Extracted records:

[START]

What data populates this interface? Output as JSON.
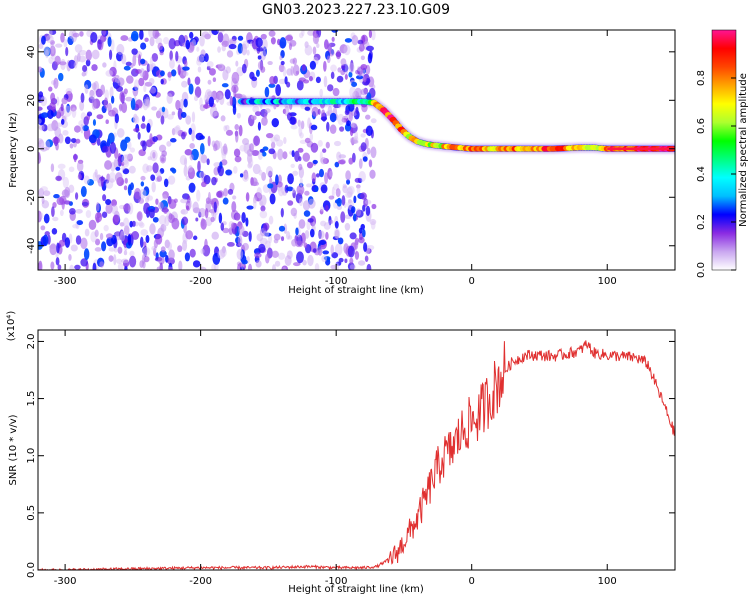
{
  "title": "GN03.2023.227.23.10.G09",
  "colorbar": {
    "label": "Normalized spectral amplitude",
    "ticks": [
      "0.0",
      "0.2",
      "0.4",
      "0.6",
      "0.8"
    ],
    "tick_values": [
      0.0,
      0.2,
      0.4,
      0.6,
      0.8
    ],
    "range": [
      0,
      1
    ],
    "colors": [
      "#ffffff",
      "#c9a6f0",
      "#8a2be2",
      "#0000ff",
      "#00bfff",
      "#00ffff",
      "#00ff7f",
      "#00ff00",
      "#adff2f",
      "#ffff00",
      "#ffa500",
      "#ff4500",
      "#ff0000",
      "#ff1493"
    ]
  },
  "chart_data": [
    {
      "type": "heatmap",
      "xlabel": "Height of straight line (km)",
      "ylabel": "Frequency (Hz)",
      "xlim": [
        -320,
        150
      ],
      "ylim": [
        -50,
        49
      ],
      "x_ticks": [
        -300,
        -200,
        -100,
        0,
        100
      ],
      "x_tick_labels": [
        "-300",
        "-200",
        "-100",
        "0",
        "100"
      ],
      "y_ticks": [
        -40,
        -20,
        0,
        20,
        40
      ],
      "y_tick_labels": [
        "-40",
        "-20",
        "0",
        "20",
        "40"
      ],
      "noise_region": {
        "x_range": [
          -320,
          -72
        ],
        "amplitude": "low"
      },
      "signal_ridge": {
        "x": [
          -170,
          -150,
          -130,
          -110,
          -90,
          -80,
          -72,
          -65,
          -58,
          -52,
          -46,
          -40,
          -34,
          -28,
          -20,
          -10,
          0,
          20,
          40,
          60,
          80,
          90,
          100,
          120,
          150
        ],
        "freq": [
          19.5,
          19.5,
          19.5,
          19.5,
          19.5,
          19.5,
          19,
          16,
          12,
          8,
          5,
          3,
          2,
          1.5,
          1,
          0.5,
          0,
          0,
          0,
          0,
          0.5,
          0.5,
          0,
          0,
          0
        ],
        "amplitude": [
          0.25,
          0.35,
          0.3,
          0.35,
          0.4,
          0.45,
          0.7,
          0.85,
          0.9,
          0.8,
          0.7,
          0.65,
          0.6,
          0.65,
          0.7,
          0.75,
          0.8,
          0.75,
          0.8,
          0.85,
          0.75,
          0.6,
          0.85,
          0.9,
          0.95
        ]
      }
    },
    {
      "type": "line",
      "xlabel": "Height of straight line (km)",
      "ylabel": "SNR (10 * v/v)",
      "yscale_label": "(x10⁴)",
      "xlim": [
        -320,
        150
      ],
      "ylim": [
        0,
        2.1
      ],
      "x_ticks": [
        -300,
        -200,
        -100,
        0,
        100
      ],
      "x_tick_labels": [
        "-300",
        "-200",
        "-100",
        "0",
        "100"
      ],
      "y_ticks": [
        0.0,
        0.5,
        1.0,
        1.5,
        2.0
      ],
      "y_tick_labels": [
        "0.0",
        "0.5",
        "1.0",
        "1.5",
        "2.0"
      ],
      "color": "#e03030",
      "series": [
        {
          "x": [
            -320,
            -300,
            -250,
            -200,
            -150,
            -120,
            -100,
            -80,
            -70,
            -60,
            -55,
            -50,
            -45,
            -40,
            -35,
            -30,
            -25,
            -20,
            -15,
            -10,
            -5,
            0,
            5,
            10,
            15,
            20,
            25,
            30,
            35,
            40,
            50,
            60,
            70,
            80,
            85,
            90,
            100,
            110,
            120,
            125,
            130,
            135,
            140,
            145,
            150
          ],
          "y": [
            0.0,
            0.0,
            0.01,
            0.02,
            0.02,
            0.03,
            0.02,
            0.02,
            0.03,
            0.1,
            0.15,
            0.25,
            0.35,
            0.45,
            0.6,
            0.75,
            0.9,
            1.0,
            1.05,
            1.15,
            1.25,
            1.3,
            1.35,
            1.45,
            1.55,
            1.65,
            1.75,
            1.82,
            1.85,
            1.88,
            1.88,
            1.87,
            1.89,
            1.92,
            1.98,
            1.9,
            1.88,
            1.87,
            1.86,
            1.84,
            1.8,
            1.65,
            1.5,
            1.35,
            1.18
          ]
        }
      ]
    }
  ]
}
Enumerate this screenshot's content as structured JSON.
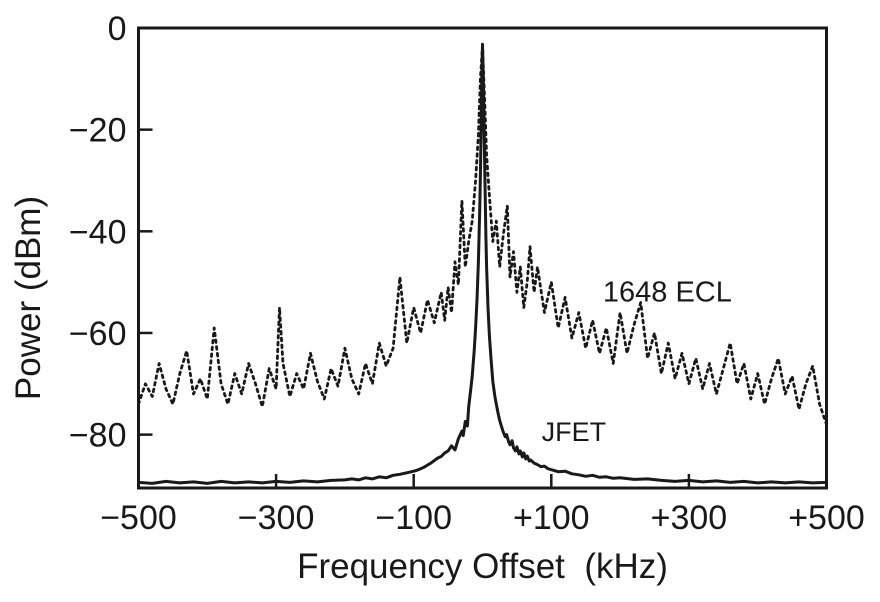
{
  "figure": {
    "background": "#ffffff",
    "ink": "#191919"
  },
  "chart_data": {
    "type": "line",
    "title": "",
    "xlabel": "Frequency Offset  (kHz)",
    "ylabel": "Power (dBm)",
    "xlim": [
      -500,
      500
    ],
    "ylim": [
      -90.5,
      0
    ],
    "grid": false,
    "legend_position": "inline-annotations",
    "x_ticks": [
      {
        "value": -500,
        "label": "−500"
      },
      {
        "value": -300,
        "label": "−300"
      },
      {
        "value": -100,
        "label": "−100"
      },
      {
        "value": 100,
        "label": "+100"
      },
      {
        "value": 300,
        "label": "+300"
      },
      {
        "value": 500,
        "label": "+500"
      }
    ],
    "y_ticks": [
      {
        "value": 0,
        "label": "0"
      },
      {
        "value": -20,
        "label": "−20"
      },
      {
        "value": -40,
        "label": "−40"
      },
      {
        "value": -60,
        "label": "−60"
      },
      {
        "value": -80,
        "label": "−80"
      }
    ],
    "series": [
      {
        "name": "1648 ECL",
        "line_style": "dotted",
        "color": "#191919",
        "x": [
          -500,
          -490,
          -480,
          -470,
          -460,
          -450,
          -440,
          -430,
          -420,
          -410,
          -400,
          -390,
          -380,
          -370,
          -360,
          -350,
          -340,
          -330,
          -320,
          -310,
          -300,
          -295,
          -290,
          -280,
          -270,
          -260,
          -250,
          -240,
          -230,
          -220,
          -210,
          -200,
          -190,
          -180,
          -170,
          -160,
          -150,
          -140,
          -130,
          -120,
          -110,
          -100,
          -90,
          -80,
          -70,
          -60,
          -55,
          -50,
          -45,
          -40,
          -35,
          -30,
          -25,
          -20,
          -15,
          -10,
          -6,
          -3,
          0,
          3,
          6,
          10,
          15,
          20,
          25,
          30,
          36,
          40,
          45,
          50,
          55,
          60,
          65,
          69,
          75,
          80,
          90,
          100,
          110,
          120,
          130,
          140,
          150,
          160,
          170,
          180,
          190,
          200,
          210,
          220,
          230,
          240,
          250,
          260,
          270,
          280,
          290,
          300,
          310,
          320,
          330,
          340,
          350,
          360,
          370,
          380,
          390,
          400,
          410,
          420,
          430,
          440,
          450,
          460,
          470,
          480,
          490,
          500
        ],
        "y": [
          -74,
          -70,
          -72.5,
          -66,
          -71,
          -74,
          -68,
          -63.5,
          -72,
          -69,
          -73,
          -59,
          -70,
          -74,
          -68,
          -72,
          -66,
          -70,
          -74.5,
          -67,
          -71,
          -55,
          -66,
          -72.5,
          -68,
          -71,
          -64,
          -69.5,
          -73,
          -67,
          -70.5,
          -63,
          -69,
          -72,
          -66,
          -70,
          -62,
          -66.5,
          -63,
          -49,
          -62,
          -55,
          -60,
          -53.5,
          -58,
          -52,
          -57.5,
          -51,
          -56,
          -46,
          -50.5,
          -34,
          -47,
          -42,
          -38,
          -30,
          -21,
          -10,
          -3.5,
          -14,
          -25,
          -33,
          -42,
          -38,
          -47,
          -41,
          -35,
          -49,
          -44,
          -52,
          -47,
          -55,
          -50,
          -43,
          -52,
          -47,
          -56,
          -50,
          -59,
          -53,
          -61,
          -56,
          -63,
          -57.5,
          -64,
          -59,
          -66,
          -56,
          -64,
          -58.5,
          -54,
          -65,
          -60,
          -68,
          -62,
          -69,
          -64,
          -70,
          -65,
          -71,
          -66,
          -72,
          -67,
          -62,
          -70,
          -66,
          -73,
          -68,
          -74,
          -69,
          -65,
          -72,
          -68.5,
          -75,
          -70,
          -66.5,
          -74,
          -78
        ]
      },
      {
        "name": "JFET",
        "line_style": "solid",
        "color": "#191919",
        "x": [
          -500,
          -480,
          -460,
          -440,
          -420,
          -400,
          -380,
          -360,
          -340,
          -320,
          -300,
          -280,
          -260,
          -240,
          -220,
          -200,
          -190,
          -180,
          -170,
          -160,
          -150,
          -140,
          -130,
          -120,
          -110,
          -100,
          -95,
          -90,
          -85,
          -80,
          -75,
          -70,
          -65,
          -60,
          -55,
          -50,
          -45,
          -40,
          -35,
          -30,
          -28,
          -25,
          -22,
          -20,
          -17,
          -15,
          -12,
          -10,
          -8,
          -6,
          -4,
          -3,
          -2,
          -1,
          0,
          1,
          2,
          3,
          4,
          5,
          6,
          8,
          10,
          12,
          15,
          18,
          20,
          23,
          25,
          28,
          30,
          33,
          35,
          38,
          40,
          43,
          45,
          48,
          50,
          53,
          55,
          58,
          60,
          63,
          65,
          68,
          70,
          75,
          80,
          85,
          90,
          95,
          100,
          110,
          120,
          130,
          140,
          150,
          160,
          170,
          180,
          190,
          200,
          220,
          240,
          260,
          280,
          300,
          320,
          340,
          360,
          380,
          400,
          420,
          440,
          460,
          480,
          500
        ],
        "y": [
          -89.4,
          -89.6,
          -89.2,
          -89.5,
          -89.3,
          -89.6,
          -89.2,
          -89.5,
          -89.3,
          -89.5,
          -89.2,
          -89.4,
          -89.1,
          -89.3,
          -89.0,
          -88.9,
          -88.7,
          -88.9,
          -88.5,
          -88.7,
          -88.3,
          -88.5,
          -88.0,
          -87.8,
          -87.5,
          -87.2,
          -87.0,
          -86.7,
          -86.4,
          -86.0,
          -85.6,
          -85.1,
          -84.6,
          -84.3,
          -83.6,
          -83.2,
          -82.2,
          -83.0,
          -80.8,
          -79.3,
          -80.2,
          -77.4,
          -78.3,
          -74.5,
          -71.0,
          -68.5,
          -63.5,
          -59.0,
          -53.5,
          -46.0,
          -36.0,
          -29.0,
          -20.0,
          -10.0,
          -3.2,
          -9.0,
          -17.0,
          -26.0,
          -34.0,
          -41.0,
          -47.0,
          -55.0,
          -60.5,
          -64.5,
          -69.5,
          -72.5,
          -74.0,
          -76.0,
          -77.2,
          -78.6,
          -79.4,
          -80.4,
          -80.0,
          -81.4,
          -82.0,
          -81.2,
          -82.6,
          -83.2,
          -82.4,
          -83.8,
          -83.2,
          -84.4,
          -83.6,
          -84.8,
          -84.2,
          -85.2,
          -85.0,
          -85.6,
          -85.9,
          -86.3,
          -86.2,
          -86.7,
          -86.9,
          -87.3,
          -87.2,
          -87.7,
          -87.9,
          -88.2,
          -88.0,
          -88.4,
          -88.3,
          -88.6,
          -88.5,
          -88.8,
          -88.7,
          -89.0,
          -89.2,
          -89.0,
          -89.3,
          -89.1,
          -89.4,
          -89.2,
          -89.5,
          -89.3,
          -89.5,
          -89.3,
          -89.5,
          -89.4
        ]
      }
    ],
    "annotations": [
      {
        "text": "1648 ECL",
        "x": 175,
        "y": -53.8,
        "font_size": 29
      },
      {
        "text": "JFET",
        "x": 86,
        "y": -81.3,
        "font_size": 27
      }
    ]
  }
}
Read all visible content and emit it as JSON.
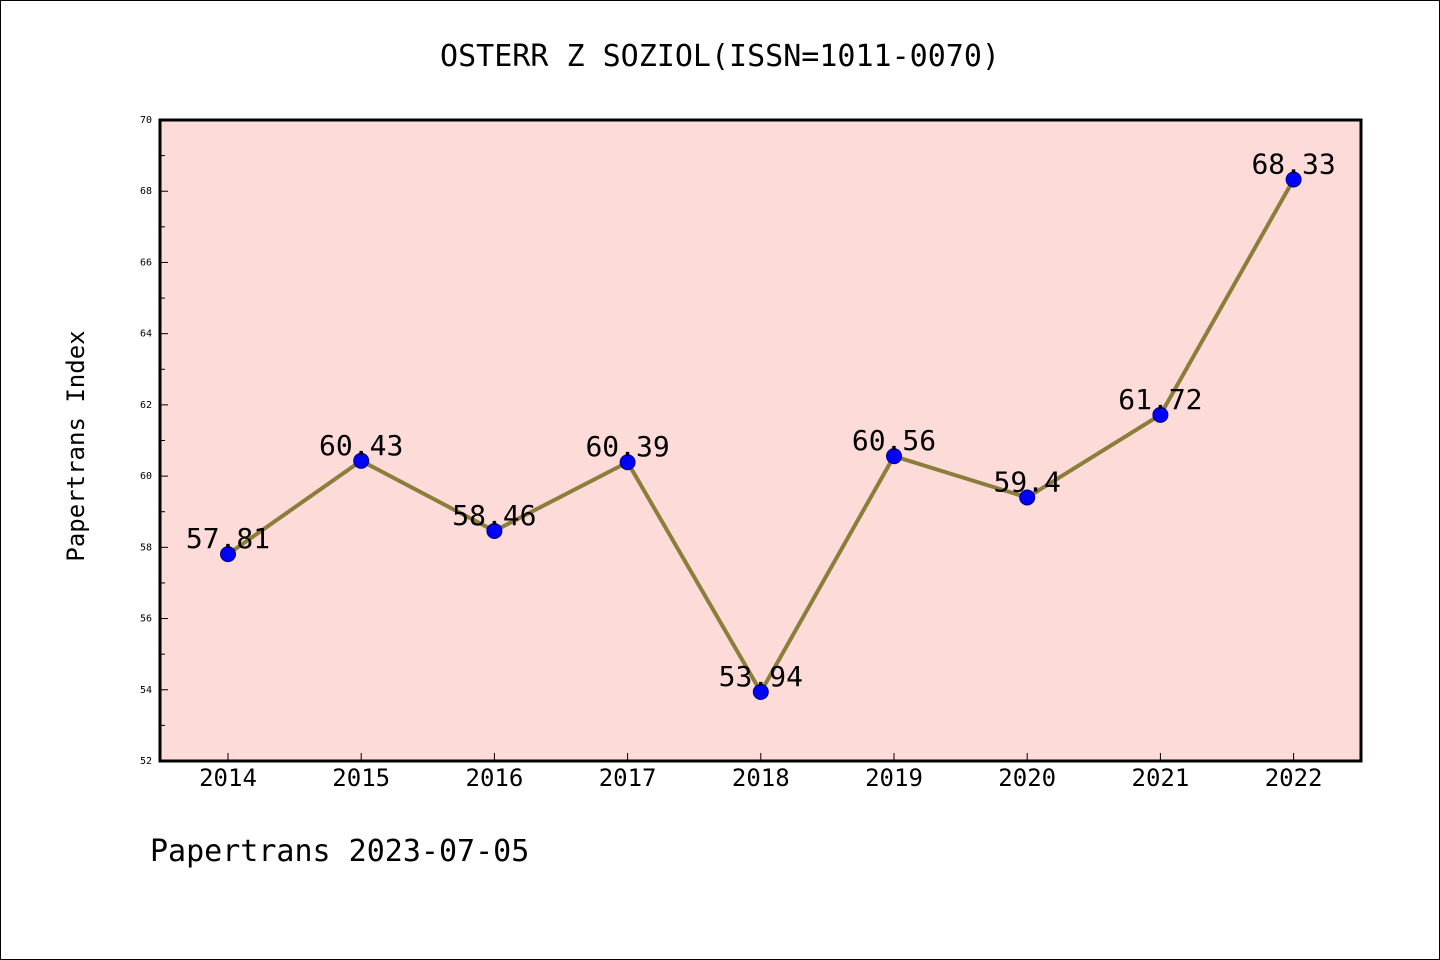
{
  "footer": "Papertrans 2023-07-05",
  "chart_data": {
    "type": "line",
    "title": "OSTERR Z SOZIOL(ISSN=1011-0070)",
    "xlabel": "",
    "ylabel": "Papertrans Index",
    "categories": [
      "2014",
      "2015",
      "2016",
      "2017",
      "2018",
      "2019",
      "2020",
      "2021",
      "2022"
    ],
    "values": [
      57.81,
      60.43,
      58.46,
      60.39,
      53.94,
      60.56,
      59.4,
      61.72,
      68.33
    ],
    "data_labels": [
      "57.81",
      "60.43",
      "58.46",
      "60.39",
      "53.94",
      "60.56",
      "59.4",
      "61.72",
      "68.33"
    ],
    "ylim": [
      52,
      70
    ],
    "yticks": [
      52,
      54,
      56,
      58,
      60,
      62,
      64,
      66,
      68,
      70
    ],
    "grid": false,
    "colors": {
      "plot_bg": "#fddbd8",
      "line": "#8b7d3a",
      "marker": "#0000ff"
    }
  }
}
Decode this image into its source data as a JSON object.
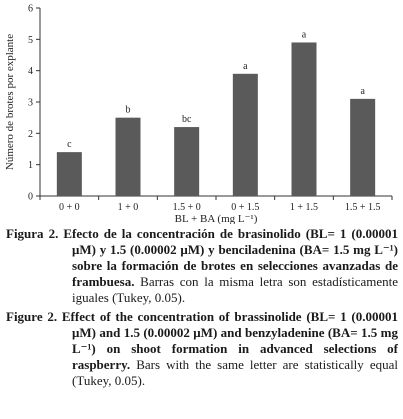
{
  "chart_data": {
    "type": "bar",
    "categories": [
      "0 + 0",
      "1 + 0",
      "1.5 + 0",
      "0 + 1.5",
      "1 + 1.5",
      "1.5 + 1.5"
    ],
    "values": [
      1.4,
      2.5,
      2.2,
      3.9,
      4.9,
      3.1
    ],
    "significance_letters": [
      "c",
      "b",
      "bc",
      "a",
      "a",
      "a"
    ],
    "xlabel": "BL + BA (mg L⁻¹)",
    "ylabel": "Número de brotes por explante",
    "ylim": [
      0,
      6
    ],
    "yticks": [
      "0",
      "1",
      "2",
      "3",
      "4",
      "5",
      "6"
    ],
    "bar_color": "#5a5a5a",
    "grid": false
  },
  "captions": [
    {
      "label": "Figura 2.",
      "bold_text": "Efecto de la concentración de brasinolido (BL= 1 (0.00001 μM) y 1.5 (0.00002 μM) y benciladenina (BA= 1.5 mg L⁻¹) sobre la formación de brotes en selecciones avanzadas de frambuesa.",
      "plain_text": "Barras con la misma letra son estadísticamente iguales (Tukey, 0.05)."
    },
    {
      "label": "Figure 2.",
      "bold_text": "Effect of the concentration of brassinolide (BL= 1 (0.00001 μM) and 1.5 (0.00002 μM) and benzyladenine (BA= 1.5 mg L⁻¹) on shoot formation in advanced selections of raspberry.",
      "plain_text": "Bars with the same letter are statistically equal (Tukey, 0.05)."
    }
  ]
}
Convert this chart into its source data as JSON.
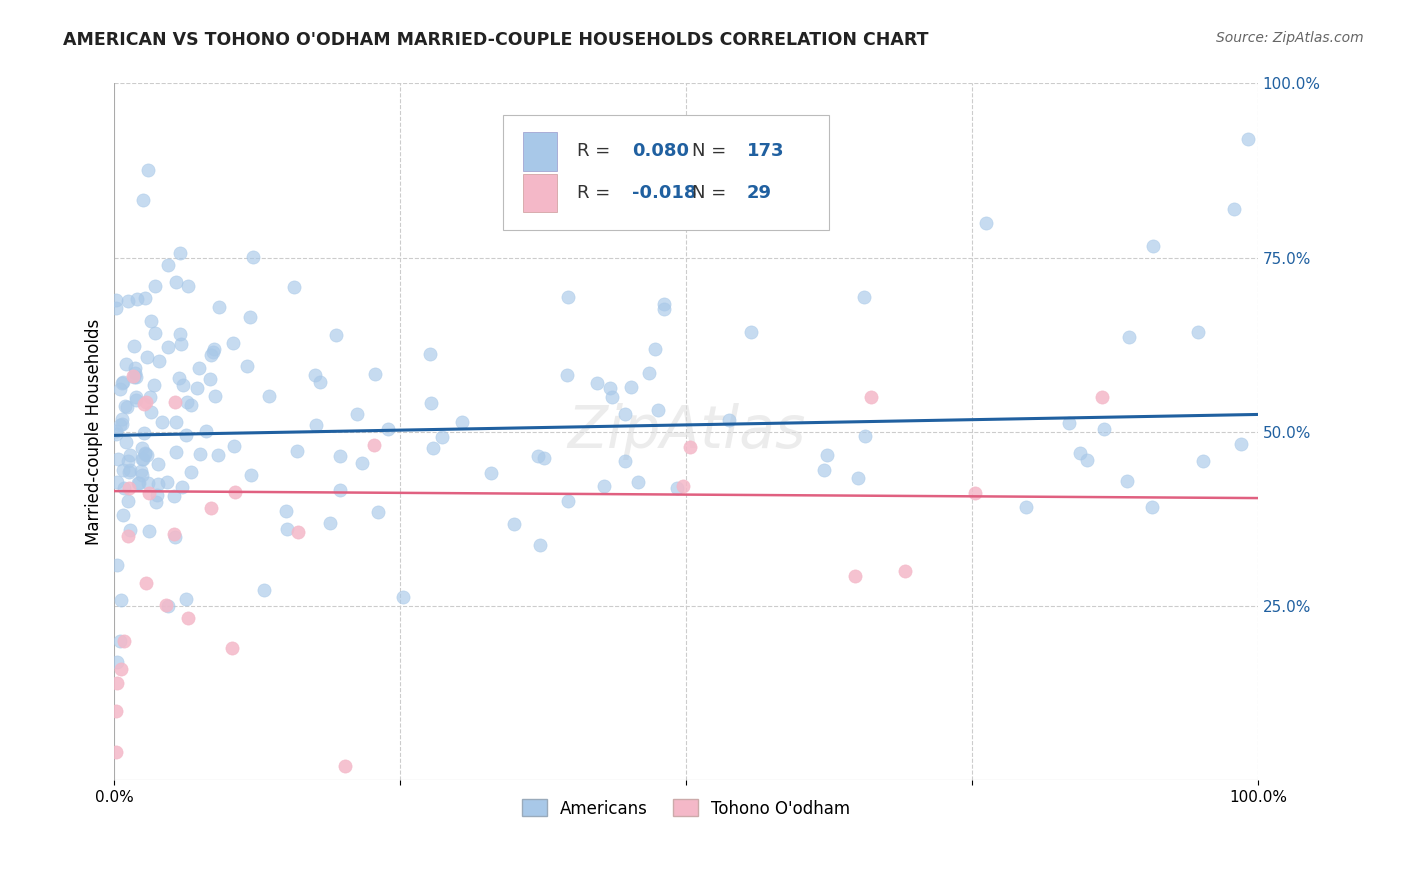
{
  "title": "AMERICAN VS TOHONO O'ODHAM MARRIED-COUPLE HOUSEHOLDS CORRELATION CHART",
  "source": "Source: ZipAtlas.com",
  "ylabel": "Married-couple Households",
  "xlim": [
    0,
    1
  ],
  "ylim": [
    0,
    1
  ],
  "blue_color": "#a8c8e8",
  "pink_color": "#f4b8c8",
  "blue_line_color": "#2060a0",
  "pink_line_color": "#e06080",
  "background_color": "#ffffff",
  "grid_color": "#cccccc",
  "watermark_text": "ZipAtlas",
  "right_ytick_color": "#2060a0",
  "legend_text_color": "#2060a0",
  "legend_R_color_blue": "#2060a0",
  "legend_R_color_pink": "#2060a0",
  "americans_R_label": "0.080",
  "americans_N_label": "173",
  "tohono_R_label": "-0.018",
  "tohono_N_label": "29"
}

[END]

Direction |
Where a line of the data holds "Tukey", show that line.

Result of the exercise |
      "plain_text": "Barras con la misma letra son estadísticamente iguales (Tukey, 0.05)."
      "plain_text": "Bars with the same letter are statistically equal (Tukey, 0.05)."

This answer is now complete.